The next landmark to be seen in Toledo city is the Plaza del Ayuntamiento. In addition to, surprise, the City Hall designed by Juan de Herrera, there is the Archbishop’s Palace and the Primate Cathedral. This extraordinary temple, a great monument to see in Toledo, has its own website. From here you can access the Calle del Comercio, where numerous establishments offer typical products such as Toledo’s swords. Following this road you will reach Plaza de Zocodover. Its curious name comes from the cattle market that was held there, as in Arabic it means “Souk of the Beasts”.

Next, it is time to enjoy the Santa Cruz Hospital, a building made mostly by Alonso de Covarrubias in the 16th century. This Renaissance construction has two cloisters and a Plateresque façade. It currently houses the Santa Cruz Museum. This space includes sections of Archaeology, Fine Arts and Decorative Arts, and several paintings by El Greco can be seen here.

Alcazar in Toledo

Alcazar in Toledo

Returning to the Plaza de Zocodover, and going up the slope of Carlos V, the magnificent Alcazar of Toledo appears. The colossal building is something to see in Toledo always, with due care. However, this can take about three hours. The fortification was built over previous ones to be the residence of Charles V. However, works were so slow that it never fulfilled such a function. Alonso de Covarrubias and Juan de Herrera participated in the project. After successive fires and its siege during the Civil War it had to be practically rebuilt. Today it houses the Army Museum, which reviews the military history of Spain. On the top floor is the Castilla-La Mancha Library, the second most important in the country, from whose cafeteria you can enjoy beautiful views of the city.

^^^^^^^^

▶ _Work instructions_
a) Reproduce the passage of the Toledo sightseeing text from "Returning to the" to "of the city.".
b) Decide whether each statement below agrees with the Toledo sightseeing text, answering yes or no and quoting the words of the text that settle it: (i) the City Hall on the Plaza del Ayuntamiento was designed by Juan de Herrera; (ii) the Alcazar of Toledo served as the residence of Charles V; (iii) the Castilla-La Mancha Library is the most important library in the country.
c) Carry the Toledo sightseeing text further, starting after its last sentence.

^^^^^^^^

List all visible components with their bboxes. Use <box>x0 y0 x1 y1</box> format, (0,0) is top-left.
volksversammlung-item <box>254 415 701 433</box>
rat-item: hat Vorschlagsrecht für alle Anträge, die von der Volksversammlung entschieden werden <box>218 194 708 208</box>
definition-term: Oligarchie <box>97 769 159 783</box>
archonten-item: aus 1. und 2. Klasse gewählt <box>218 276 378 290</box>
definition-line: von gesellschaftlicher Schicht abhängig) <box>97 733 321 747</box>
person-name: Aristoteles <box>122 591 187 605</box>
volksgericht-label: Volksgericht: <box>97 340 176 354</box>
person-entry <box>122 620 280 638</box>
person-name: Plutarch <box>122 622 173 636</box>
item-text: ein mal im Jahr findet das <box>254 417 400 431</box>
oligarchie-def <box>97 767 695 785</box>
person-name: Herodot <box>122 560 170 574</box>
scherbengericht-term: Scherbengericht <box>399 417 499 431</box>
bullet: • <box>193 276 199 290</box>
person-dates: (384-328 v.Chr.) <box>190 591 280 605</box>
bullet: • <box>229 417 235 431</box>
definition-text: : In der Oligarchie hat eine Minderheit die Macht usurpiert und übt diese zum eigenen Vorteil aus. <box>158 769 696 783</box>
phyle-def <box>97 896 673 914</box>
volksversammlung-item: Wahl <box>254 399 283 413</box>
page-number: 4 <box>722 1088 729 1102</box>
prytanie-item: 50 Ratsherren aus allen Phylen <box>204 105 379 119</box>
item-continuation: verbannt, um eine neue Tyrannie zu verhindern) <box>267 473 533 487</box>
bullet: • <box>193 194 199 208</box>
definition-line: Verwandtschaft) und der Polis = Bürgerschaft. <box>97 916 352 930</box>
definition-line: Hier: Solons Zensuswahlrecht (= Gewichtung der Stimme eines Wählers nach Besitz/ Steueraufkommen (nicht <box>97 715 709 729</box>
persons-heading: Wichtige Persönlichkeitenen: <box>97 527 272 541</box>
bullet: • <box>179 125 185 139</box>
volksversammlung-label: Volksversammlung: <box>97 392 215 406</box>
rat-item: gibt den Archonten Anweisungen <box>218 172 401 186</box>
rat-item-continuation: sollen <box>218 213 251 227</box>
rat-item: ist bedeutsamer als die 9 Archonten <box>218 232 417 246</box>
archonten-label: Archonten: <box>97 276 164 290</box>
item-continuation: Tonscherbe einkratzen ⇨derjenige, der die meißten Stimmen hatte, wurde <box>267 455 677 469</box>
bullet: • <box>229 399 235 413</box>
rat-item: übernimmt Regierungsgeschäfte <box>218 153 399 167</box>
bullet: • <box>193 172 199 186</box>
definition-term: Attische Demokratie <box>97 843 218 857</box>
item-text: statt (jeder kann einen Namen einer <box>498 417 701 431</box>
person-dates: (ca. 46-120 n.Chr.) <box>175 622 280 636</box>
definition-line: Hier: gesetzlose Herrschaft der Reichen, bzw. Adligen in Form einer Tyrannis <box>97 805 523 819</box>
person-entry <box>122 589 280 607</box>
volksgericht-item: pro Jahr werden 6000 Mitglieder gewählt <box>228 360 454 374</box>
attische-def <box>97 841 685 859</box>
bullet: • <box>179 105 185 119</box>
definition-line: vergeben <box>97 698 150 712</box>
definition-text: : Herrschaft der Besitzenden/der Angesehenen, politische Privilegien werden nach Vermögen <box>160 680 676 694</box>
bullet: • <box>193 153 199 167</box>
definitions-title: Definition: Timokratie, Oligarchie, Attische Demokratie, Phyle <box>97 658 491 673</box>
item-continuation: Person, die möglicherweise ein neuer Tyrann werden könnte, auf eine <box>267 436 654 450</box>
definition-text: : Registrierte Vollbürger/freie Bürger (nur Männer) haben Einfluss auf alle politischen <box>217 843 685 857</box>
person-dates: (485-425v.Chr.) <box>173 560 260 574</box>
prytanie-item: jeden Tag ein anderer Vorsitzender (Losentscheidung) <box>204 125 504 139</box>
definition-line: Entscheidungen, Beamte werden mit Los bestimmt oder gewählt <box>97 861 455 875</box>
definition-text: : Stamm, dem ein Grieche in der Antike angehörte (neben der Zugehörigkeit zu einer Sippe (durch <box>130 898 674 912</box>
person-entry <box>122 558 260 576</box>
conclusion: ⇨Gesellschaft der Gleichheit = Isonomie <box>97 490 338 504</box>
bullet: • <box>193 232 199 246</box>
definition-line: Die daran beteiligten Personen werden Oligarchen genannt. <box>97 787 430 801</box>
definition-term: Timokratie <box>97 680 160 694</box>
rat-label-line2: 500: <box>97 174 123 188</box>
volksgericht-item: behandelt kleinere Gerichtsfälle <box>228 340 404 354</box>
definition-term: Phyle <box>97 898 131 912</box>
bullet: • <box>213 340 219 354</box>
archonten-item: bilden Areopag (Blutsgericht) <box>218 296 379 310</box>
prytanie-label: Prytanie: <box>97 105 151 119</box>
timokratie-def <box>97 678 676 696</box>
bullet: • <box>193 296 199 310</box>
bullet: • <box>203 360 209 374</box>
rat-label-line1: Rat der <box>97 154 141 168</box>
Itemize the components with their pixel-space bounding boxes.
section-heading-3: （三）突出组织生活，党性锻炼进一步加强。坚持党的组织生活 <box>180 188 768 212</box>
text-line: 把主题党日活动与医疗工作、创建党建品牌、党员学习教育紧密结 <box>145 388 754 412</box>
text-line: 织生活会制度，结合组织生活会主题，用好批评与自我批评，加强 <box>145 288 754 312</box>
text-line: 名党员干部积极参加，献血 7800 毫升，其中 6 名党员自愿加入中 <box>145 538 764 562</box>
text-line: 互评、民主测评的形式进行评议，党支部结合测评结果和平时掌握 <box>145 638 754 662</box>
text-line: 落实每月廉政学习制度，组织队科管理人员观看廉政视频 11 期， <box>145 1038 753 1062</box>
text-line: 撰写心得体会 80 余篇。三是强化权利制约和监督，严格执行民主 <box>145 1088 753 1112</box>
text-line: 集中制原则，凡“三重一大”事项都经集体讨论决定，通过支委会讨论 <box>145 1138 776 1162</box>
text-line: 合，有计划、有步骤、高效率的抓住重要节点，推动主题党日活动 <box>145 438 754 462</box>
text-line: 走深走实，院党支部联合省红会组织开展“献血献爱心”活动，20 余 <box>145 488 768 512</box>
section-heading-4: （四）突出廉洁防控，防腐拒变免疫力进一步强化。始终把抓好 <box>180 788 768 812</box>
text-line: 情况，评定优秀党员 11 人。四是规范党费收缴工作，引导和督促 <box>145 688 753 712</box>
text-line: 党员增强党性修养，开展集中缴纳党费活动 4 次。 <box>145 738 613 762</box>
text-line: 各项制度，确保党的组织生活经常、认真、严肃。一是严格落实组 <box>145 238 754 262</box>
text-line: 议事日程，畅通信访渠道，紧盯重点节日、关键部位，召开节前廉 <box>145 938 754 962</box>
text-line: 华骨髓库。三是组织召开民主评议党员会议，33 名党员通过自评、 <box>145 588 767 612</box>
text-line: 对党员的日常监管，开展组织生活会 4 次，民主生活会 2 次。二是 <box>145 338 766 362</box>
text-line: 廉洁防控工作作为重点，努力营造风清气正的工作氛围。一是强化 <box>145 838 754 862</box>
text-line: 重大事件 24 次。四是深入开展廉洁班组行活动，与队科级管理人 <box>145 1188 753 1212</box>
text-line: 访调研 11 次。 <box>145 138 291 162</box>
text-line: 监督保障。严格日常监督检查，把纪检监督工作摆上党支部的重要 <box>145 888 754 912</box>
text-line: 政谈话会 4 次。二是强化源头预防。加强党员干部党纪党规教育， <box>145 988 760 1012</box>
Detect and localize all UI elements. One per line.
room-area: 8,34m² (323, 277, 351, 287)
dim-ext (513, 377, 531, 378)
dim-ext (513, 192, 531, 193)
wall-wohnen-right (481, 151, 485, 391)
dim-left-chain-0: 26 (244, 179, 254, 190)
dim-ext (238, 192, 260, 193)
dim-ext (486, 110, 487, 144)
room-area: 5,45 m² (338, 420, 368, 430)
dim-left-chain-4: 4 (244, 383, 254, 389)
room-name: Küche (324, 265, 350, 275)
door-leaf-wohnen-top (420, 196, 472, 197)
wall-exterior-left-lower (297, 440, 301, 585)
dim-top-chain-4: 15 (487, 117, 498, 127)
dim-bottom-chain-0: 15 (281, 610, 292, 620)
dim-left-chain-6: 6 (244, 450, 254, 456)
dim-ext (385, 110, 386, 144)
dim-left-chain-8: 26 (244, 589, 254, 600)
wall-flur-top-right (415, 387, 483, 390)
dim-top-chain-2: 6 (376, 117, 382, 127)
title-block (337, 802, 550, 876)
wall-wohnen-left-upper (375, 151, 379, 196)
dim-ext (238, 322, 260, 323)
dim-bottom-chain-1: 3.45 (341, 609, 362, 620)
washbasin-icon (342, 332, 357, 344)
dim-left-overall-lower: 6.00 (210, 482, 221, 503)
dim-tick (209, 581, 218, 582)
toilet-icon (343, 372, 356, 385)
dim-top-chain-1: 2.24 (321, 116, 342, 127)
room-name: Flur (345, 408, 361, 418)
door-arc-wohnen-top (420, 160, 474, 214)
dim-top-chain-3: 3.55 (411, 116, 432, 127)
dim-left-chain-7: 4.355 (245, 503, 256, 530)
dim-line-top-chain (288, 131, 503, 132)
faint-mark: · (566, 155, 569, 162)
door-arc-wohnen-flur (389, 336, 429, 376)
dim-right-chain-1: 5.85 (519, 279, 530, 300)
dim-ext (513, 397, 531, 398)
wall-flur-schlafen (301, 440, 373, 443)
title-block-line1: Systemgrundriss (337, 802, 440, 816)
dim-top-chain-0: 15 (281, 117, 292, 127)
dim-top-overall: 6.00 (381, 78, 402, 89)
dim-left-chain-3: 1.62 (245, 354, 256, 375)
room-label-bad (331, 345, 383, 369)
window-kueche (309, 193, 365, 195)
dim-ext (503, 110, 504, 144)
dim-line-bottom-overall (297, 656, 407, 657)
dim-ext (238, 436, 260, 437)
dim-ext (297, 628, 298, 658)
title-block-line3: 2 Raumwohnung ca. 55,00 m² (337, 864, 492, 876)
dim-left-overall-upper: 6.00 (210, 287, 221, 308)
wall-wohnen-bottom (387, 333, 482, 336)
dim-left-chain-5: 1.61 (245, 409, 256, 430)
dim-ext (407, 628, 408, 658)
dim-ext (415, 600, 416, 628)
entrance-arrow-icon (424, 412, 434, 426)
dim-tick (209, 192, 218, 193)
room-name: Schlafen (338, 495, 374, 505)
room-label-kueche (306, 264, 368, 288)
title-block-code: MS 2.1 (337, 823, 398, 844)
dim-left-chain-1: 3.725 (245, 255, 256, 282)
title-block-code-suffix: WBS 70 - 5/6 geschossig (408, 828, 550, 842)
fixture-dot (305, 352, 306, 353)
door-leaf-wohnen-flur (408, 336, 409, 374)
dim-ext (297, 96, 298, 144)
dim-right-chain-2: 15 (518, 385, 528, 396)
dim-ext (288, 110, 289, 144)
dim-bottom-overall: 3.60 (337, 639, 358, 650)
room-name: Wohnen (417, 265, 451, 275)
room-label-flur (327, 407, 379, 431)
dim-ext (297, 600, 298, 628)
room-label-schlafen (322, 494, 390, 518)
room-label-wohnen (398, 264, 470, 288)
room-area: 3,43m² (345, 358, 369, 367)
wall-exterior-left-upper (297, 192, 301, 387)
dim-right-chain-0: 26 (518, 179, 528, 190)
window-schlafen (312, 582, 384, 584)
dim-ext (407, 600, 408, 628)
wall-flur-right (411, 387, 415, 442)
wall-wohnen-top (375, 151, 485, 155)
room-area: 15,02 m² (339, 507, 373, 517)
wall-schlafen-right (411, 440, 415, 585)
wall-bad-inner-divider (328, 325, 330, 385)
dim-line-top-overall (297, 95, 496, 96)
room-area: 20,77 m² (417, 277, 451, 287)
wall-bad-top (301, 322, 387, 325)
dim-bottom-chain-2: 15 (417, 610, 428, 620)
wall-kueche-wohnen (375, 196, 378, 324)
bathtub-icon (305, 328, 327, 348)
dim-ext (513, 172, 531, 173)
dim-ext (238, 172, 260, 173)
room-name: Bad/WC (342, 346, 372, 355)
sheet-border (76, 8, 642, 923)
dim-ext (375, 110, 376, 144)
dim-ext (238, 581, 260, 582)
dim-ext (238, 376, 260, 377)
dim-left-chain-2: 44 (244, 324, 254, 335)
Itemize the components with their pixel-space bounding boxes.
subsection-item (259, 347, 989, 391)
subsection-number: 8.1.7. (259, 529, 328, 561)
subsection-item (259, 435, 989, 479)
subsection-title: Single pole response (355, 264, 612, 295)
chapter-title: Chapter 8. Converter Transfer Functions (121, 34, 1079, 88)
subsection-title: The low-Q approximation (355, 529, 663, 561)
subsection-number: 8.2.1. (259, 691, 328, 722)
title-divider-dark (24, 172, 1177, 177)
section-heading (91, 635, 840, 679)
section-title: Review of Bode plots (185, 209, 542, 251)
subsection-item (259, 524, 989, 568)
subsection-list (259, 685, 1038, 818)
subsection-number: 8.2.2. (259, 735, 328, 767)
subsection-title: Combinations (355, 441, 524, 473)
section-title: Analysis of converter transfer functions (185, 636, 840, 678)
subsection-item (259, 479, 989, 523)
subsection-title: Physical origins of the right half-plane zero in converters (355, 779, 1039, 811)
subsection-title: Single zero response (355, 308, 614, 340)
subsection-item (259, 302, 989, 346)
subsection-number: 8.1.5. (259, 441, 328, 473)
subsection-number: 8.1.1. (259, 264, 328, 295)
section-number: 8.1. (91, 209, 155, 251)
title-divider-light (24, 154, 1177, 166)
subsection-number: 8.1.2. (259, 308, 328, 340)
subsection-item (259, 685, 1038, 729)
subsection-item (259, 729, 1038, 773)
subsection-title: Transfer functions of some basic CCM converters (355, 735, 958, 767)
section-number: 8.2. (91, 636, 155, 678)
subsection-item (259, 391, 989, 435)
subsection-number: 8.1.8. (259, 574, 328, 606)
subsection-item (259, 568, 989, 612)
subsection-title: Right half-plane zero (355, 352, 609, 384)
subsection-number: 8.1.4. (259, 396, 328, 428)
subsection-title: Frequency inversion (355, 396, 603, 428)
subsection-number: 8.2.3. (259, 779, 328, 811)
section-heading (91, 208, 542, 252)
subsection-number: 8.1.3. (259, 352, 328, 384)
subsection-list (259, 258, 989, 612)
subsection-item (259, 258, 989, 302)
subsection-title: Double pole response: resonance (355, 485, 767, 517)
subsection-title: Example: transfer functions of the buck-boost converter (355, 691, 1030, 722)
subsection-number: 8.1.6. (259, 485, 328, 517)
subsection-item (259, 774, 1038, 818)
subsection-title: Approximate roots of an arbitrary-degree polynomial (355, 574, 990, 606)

^^^^^^^^

▶ _Answers by task_
a)
Returning to the Plaza de Zocodover, and going up the slope of Carlos V, the magnificent Alcazar of Toledo appears. The colossal building is something to see in Toledo always, with due care. However, this can take about three hours. The fortification was built over previous ones to be the residence of Charles V. However, works were so slow that it never fulfilled such a function. Alonso de Covarrubias and Juan de Herrera participated in the project. After successive fires and its siege during the Civil War it had to be practically rebuilt. Today it houses the Army Museum, which reviews the military history of Spain. On the top floor is the Castilla-La Mancha Library, the second most important in the country, from whose cafeteria you can enjoy beautiful views of the city.

b)
(i) Yes: "the City Hall designed by Juan de Herrera"
(ii) No: "works were so slow that it never fulfilled such a function"
(iii) No: "the second most important in the country"

c)
In this review of what to see in Toledo, the perimeter of the historic centre cannot be forgotten. This makes it possible to admire the remains of the medieval walls and gates such as the Puerta del Cambrón. The viewpoints of Los Cigarrales or the Parador de Turismo are, without doubt, ideal places from which to contemplate sunsets.

Outside the walled perimeter and opposite the Puerta de la Bisagra, right next to the road to Madrid, is the impressive Hospital de Tavera. It is the first large classical-style building, dating from the mid-sixteenth century, in Spain. Its beautiful rooms, the historical archive and the art collection of the Medinaceli Foundation make it one of the best places to see in the city of Toledo.


Toledo Cathedral
Alcázar of Toledo

Practical Data


39° 52′ 0″ N, 4° 2′ 0″ W


Ciudad Real 117 km, Ávila 133 km, Cuenca 182 km, Madrid 71 km


583 m


83.459 (2016)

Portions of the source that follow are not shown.